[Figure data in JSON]
--*--
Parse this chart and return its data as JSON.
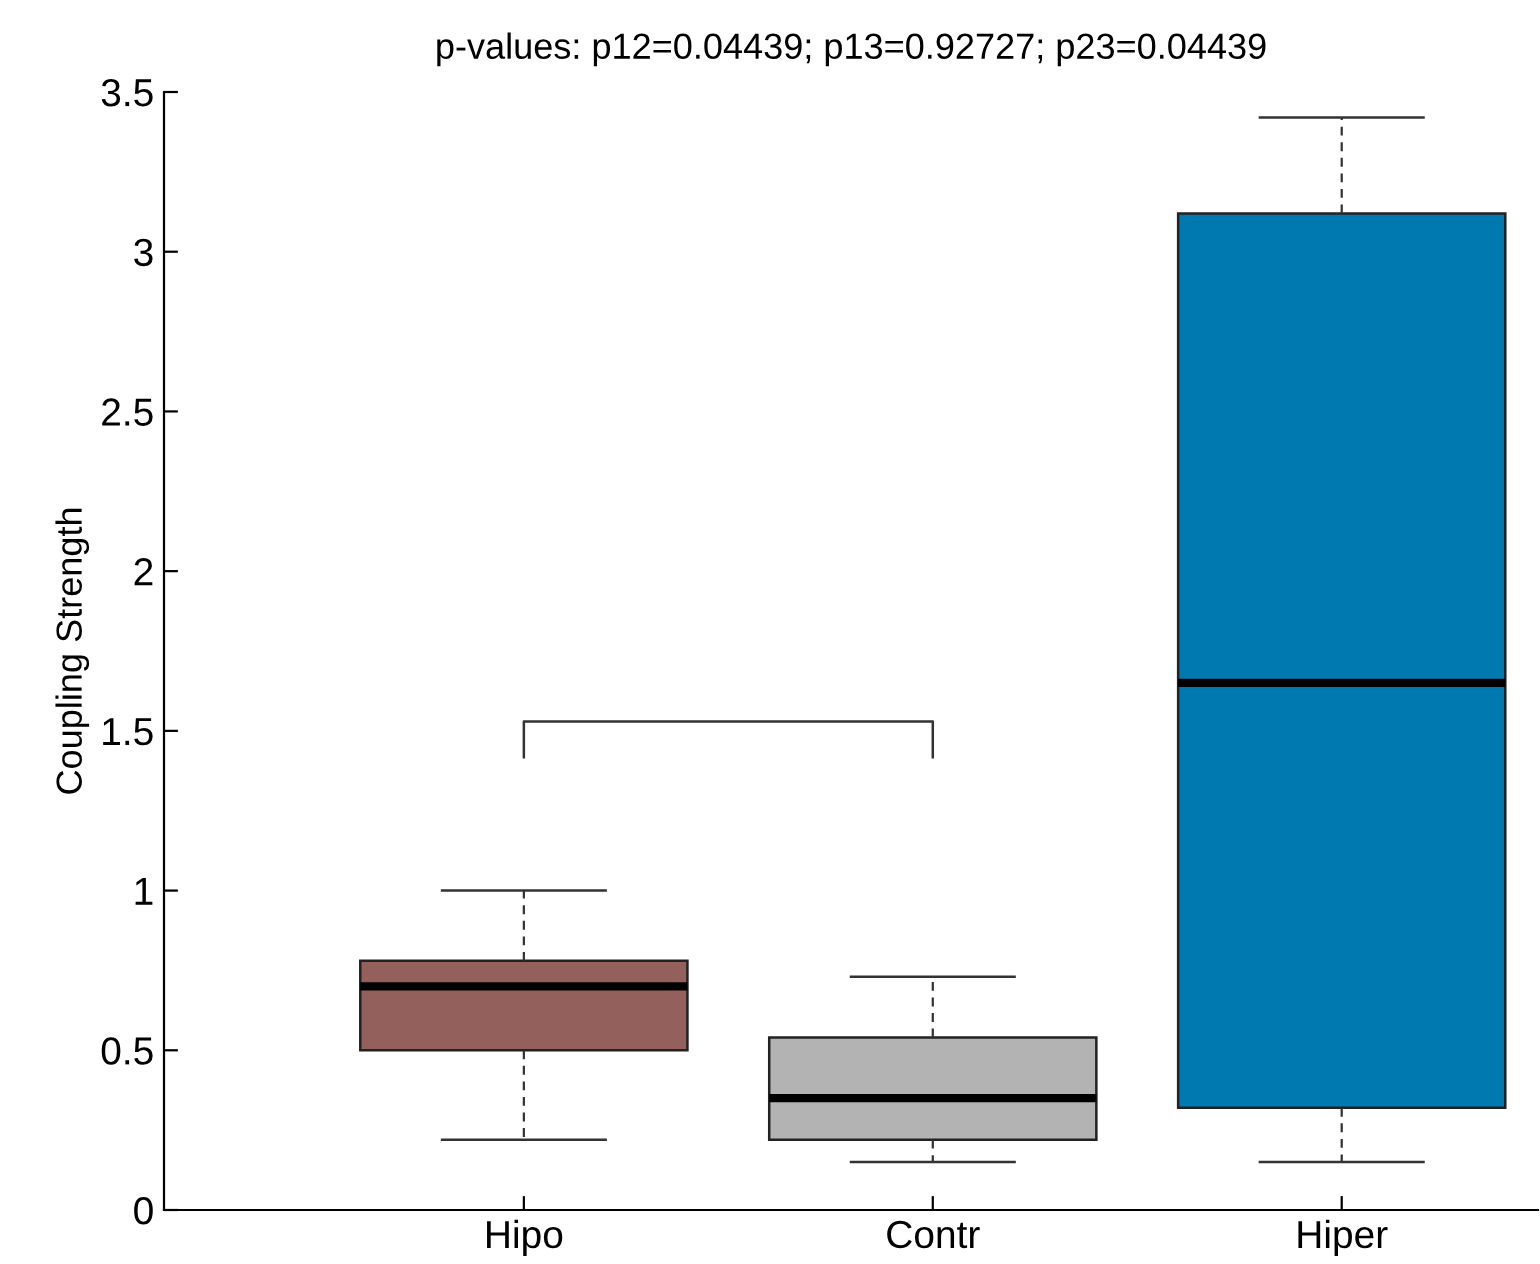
{
  "chart_data": {
    "type": "box",
    "title": "p-values: p12=0.04439; p13=0.92727; p23=0.04439",
    "ylabel": "Coupling Strength",
    "categories": [
      "Hipo",
      "Contr",
      "Hiper"
    ],
    "colors": [
      "#93605c",
      "#b3b3b3",
      "#0079b0"
    ],
    "boxes": [
      {
        "low": 0.22,
        "q1": 0.5,
        "median": 0.7,
        "q3": 0.78,
        "high": 1.0
      },
      {
        "low": 0.15,
        "q1": 0.22,
        "median": 0.35,
        "q3": 0.54,
        "high": 0.73
      },
      {
        "low": 0.15,
        "q1": 0.32,
        "median": 1.65,
        "q3": 3.12,
        "high": 3.42
      }
    ],
    "ylim": [
      0,
      3.5
    ],
    "yticks": [
      0,
      0.5,
      1,
      1.5,
      2,
      2.5,
      3,
      3.5
    ],
    "grid": false
  }
}
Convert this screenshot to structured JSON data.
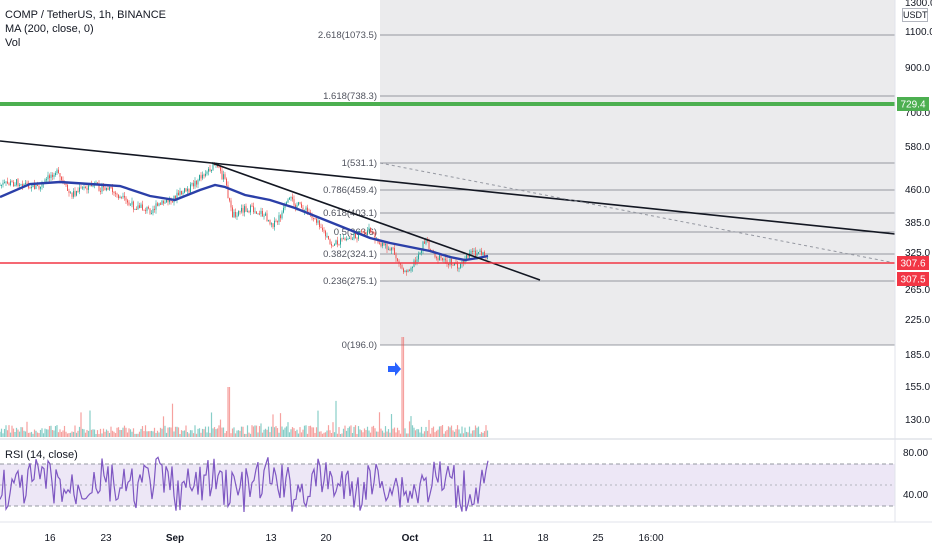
{
  "header": {
    "symbol_line": "COMP / TetherUS, 1h, BINANCE",
    "ma_line": "MA (200, close, 0)",
    "vol_line": "Vol"
  },
  "price_axis": {
    "currency": "USDT",
    "top_label": "1300.0",
    "labels": [
      "1100.0",
      "900.0",
      "700.0",
      "580.0",
      "460.0",
      "385.0",
      "325.0",
      "265.0",
      "225.0",
      "185.0",
      "155.0",
      "130.0"
    ]
  },
  "price_markers": [
    {
      "label": "729.4",
      "color": "#4caf50"
    },
    {
      "label": "307.6",
      "color": "#f23645"
    },
    {
      "label": "307.5",
      "color": "#f23645"
    }
  ],
  "rsi": {
    "legend": "RSI (14, close)",
    "axis_labels": [
      "80.00",
      "40.00"
    ],
    "upper_band": 70,
    "lower_band": 30,
    "middle": 50
  },
  "time_axis": {
    "labels": [
      "16",
      "23",
      "Sep",
      "13",
      "20",
      "Oct",
      "11",
      "18",
      "25",
      "16:00"
    ]
  },
  "fib_levels": [
    {
      "label": "2.618(1073.5)",
      "price": 1073.5
    },
    {
      "label": "1.618(738.3)",
      "price": 738.3
    },
    {
      "label": "1(531.1)",
      "price": 531.1
    },
    {
      "label": "0.786(459.4)",
      "price": 459.4
    },
    {
      "label": "0.618(403.1)",
      "price": 403.1
    },
    {
      "label": "0.5(363.6)",
      "price": 363.6
    },
    {
      "label": "0.382(324.1)",
      "price": 324.1
    },
    {
      "label": "0.236(275.1)",
      "price": 275.1
    },
    {
      "label": "0(196.0)",
      "price": 196.0
    }
  ],
  "horizontal_lines": [
    {
      "name": "support-green",
      "price": 729.4,
      "color": "#4caf50"
    },
    {
      "name": "support-red",
      "price": 307.6,
      "color": "#f23645"
    }
  ],
  "colors": {
    "ma": "#2b3fa8",
    "rsi": "#7e57c2",
    "rsi_band_fill": "#ede7f6",
    "fib_zone": "#ebebed",
    "candle_up": "#26a69a",
    "candle_down": "#ef5350",
    "arrow": "#2962ff"
  },
  "annotations": {
    "arrow_icon": "arrow-right-icon"
  }
}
--*--
Select all lines in the listing that include the word "name".

Solution
      "name": "support-green",
      "name": "support-red",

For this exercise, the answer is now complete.